WRITTEN REQUEST — Output all of the entries below precisely as written.

EXERCISE INPUT —
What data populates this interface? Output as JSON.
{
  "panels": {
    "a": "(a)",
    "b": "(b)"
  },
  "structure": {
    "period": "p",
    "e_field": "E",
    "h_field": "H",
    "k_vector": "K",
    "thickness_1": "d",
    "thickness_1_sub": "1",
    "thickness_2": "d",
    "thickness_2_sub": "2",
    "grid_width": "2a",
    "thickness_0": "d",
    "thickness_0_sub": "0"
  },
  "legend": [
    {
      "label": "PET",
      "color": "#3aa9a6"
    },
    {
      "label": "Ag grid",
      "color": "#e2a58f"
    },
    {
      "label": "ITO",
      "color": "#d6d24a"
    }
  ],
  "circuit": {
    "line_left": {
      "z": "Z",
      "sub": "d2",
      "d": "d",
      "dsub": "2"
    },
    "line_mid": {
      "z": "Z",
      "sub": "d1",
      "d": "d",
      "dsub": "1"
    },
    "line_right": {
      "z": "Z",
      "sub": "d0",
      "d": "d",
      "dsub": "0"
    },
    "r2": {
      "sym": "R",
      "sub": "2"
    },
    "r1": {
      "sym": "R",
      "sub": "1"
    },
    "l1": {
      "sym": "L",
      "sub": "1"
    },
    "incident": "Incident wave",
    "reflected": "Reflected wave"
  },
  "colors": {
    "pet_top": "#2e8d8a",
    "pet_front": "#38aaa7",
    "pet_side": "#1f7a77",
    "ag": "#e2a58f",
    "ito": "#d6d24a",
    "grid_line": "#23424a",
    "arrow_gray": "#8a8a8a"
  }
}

FINAL RESULT —
What data populates this interface? Output as JSON.
{
  "panels": {
    "a": "(a)",
    "b": "(b)"
  },
  "structure": {
    "period": "p",
    "e_field": "E",
    "h_field": "H",
    "k_vector": "K",
    "thickness_1": "d",
    "thickness_1_sub": "1",
    "thickness_2": "d",
    "thickness_2_sub": "2",
    "grid_width": "2a",
    "thickness_0": "d",
    "thickness_0_sub": "0"
  },
  "legend": [
    {
      "label": "PET",
      "color": "#3aa9a6"
    },
    {
      "label": "Ag grid",
      "color": "#e2a58f"
    },
    {
      "label": "ITO",
      "color": "#d6d24a"
    }
  ],
  "circuit": {
    "line_left": {
      "z": "Z",
      "sub": "d2",
      "d": "d",
      "dsub": "2"
    },
    "line_mid": {
      "z": "Z",
      "sub": "d1",
      "d": "d",
      "dsub": "1"
    },
    "line_right": {
      "z": "Z",
      "sub": "d0",
      "d": "d",
      "dsub": "0"
    },
    "r2": {
      "sym": "R",
      "sub": "2"
    },
    "r1": {
      "sym": "R",
      "sub": "1"
    },
    "l1": {
      "sym": "L",
      "sub": "1"
    },
    "incident": "Incident wave",
    "reflected": "Reflected wave"
  },
  "colors": {
    "pet_top": "#2e8d8a",
    "pet_front": "#38aaa7",
    "pet_side": "#1f7a77",
    "ag": "#e2a58f",
    "ito": "#d6d24a",
    "grid_line": "#23424a",
    "arrow_gray": "#8a8a8a"
  }
}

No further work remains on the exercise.